** Tarefas e exercícios **
**A)** Liste todos os números escritos em algarismos no trecho sobre Machado de Assis.
**B)** Dê continuidade ao trecho sobre Machado de Assis a partir da última frase apresentada.

** Trecho do texto **
···
Ou seja, Machado mata todos os senhores de pessoas escravizadas na obra dele. Mas ele não faz um discurso panfletário para os brancos, e sim um sinuoso em que os brancos e senhores de pessoas escravizadas são reduzidos a pó. Não sobra nada. É uma literatura de anti-heróis. O Brás Cubas é um canalha, um cínico. Ele se vangloria de nunca ter trabalhado na vida. A autocrítica e crítica aos senhores, Machado põe na boca do sinhozinho, na boca do poder.
Outro caso idêntico é o Bentinho, do Dom Casmurro. Ele é órfão. O pai já morreu e Bentinho não consegue reproduzir os métodos do pai, chicote na mão, coordenando pessoas escravizadas. Percebe? É uma literatura que no seu conjunto é uma alegoria do fim da escravidão. Machado escancara isso. Não dá mais, acabou, não tem mais como. O Brasil é o último país do mundo que ainda tem escravidão. E ele coloca isso de uma forma enviesada. De uma forma dissimulada. É um capoeirista das palavras.
Portal Aprendiz: Você discorre sobre a capoeira literária de Machado no artigo “A capoeira literária de Machado de Assis”. Por que ele adotava esse estilo literário?
Eduardo: Machado era um homem de imprensa. Ele frequenta as redações de jornais a vida inteira. São mais de 50 anos em redações. Ele entra aos 16 como operário gráfico, ficava juntando as letrinhas. Da oficina ele logo pula para a redação e começa a corrigir o português dos doutores que publicavam nos jornais. É um autodidata, intelectual que aprendeu francês sozinho e com 27 anos traduziu Victor Hugo.
A minha tese sobre o Machado é que ele usa da poética da dissimulação. O público leitor dele era branco. Um recenseamento pedido por Dom Pedro II em 1872 mostra que 84,2% da população era analfabeta. Havia 14,8% da população que sabia ler. Quem eram? A elite branca. Quem é que comprava os jornais, as revistas? As mulheres principalmente, sobretudo as filhas, as sinhás. Machado publica no jornal das famílias, daí a expressão no início de muito de seus textos: “Minha cara leitora, minha cara senhora”.
É como a capoeira, não é uma dança, é um jogo. E se o dançarino não dançar direito ele leva um rabo de arraia na cara. O Machado vai um pouco nessa linha: o negro no Brasil ele tem que se virar. Dançar com as regras do jogo. Se ele rompe com a essa imposição ele é considerado um marginal, um desobediente, como a própria capoeira, que já foi considerada crime pelo código penal. É preciso dançar de acordo com a música, para aos poucos ir subvertendo as regras do racismo institucionalizado que sempre existiu no Brasil.
···
** Dados fornecidos **

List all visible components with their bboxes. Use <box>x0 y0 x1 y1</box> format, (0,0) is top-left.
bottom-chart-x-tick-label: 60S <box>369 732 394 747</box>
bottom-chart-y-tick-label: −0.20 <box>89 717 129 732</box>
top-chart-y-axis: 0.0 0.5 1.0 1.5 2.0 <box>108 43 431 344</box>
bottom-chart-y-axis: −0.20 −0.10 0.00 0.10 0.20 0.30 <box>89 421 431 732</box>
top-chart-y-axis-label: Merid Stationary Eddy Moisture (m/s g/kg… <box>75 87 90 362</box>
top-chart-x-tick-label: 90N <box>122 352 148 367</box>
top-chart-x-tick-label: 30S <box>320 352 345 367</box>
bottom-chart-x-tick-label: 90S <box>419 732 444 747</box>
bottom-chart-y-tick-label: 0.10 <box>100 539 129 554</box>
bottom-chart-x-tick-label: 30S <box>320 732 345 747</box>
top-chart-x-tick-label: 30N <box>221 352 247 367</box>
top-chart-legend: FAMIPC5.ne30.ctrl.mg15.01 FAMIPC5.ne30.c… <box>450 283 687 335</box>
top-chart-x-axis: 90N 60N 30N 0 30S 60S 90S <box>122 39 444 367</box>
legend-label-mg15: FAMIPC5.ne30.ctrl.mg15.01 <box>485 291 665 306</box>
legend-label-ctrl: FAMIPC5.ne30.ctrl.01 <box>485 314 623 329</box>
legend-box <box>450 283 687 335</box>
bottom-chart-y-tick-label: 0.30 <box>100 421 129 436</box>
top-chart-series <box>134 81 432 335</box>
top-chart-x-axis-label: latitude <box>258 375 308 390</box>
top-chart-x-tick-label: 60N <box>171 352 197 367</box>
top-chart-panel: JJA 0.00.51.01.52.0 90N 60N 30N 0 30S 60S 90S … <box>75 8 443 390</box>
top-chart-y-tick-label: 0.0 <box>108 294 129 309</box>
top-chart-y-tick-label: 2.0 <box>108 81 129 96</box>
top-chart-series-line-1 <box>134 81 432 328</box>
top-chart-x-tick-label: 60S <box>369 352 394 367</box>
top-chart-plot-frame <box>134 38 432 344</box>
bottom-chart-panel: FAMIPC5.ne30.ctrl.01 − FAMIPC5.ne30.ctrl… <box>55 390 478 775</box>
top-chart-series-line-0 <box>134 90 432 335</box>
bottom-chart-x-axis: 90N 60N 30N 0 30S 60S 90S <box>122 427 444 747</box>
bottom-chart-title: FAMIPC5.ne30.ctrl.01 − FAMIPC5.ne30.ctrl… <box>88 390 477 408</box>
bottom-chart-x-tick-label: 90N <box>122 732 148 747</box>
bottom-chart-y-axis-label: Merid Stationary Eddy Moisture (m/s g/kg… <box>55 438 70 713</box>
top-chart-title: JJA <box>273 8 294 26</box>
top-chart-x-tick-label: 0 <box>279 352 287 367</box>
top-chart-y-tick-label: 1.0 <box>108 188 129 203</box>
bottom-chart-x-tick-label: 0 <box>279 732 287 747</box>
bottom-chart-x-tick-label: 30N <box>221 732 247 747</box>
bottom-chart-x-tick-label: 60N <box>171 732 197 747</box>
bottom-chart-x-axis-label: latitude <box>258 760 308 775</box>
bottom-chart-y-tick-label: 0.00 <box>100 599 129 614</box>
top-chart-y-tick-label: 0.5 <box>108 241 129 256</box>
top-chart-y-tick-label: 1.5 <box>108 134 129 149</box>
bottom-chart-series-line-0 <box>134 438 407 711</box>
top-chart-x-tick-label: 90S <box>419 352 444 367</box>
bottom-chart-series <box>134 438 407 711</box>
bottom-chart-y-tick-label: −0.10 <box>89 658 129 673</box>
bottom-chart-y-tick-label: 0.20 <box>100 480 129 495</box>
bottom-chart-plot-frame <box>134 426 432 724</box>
···
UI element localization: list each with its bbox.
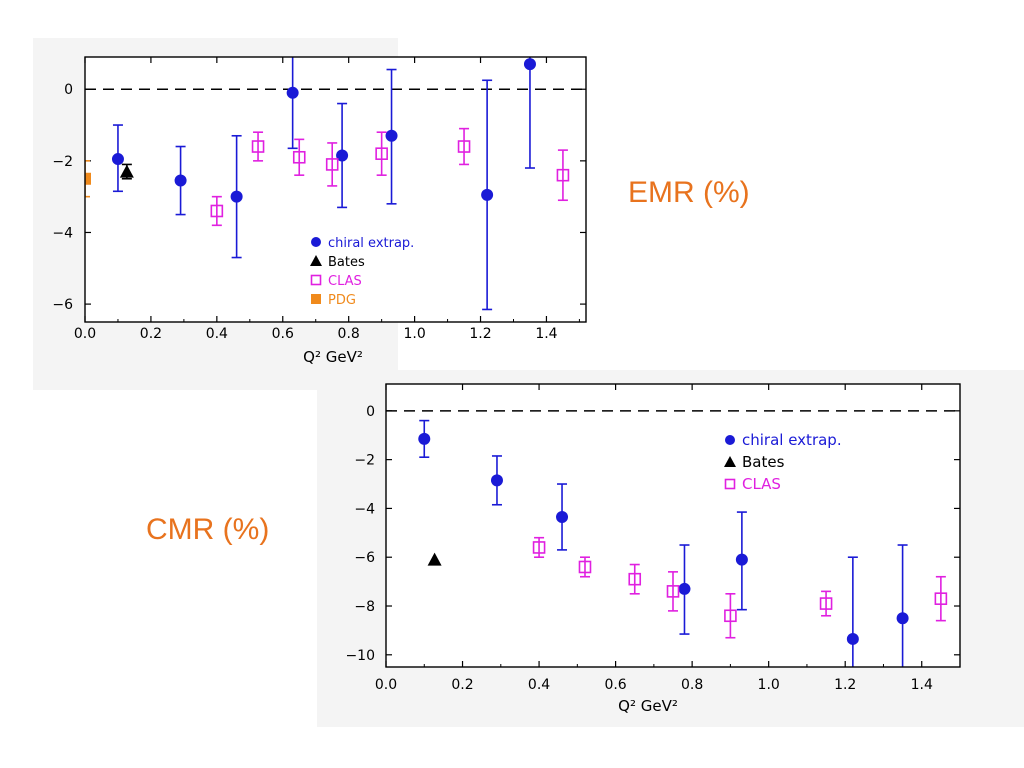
···
** Respostas esperadas **
**A)** 50, 16, 27, 1872, 84,2% e 14,8%

**B)**
É importante lembrar que Machado jamais poderia perder emprego no jornal. Ele vivia disso. Machado nunca teve bens. Ele pagou aluguel a vida inteira.
Portal Aprendiz: Dá para dizer que Machado, assim como já disse a escritora Conceição Evaristo, mostra o desvelamento das relações de poder de suas obras?
Eduardo: As relações de poder estão muito bem definidas nas obras desde que você as leia com cuidado. Não é uma coisa escancarada, não é um discurso panfletário, mas elas funcionam perfeitamente para um leitor entender claramente qual a posição de um e de outro ali. Quando ele coloca o Brás Cubas montado em cima do Prudêncio, isso é uma alegoria muito clara da escravidão. A escravidão é nociva. No momento que existe, ela desumaniza o senhor e desumaniza a pessoa escravizada. A escravidão é uma fábrica de violência, de embrutecimento do ser humano, seja ele branco ou negro.
Portal Aprendiz: Esse desvelamento de poder se dá também não somente em raça, mas também em gênero? O Machado costuma ter protagonistas bem fortes em romances como Dom Casmurro ou Helena (1876).
Eduardo: Ele tira os herdeiros, os homens do protagonismo para dar espaço às mulheres. É uma obra de mulheres fortes. Começando por Helena. O Estácio que é o herdeiro, o senhor, é um panaca. A Helena está na capa dos livros, não o Estácio. Depois você tem a Capitu, a cigana de olhos oblíquos e dissimulados. Essa dissimulação ele elogia nas personagens dele porque é com elas que ele se identifica, não com seus personagens masculinos.
Esse poder feminino chega no auge no seu último romance, o Memorial de Aires. Quando o Barão morre, quem herda suas terras é sua filha, Fidélia. Ela pega sua fazenda e distribuí em partes iguais com as ex-pessoas escravizadas. É a primeira cena de reforma agrária da literatura brasileira.
Portal Aprendiz: O que se pode dizer da literatura de Machado de Assis sobre as cidades, ou especificamente, sobre a cidade do Rio de Janeiro, onde ele nasceu?
Eduardo: Tem uma crônica ótima sobre a chegada da luz elétrica e do bonde elétrico, que é a Crônica dos Burros. E veja bem, porque o Machado de Assis nasceu há 180 anos atrás. E nunca vi uma pessoa de 180 anos tão jovem. Ele está num bonde puxado por burros, que eram como os bondes funcionavam antes da eletricidade. O Rio de Janeiro começava a se iluminar, a ganhar ares de Paris, a expulsar pessoas do cortiço para abrir uma larga avenida, a Avenida Central, e também a engrossar a população favelada dos morros.
Ele está num bonde puxado por dois burros, e esse bonde cruza com um elétrico, um subindo, outro descendo. O condutor do bonde elétrico tinha uma postura de inventor da própria eletricidade. Depois, Machado dá voz aos burros: ‘O que é que vai ser da gente? Nós vamos ganhar uma aposentadoria? E depois que a gente não mais prestar, quem vai nos alimentar, quem vai cuidar da gente?’ Olha a metáfora da situação atual envolvendo a questão das aposentadorias. Isso é muito atual.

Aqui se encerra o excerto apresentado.